▶ YOUR INSTRUCTIONS
Only a number is wanted: how many lines in the records below contain "Gönderi"?
==== MATERIAL SUPPLIED
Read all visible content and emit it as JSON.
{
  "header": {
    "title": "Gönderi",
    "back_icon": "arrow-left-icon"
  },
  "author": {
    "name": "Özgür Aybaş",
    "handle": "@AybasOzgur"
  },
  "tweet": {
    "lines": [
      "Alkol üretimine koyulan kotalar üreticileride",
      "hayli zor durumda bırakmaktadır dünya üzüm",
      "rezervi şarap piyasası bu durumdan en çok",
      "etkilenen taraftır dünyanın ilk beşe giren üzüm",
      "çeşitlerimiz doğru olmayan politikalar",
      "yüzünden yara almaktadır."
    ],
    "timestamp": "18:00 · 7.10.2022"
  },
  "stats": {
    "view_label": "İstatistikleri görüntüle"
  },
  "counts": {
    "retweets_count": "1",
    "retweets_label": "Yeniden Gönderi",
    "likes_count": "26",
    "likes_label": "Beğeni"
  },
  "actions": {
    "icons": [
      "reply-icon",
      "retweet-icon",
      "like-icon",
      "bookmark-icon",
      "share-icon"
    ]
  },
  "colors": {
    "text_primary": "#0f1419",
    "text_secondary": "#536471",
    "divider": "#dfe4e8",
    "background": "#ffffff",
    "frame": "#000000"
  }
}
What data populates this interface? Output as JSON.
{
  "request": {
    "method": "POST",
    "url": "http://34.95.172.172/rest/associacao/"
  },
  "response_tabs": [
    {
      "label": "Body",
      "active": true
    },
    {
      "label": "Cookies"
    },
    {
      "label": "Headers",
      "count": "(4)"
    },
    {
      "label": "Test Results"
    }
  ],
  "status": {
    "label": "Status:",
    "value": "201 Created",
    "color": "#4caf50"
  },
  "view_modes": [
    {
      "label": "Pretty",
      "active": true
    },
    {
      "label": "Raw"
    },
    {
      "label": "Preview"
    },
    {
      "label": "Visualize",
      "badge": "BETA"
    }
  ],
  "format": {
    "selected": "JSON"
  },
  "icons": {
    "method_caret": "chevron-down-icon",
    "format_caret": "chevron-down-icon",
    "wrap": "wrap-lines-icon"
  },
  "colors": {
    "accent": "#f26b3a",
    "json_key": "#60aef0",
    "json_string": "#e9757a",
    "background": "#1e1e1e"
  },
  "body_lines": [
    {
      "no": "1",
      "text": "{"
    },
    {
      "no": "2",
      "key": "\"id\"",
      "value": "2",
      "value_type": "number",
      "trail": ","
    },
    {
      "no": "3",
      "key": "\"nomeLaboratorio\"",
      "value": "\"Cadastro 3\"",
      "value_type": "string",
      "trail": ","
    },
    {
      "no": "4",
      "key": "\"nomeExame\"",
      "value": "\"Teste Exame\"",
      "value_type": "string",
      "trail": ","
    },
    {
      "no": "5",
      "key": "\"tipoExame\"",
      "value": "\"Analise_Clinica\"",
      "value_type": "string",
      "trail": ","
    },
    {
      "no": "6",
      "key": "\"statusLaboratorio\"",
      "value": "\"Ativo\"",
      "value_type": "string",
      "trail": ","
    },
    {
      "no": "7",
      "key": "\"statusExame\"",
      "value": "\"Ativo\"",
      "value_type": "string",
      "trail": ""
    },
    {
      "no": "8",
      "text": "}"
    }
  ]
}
========
▶ RESULT BELOW
2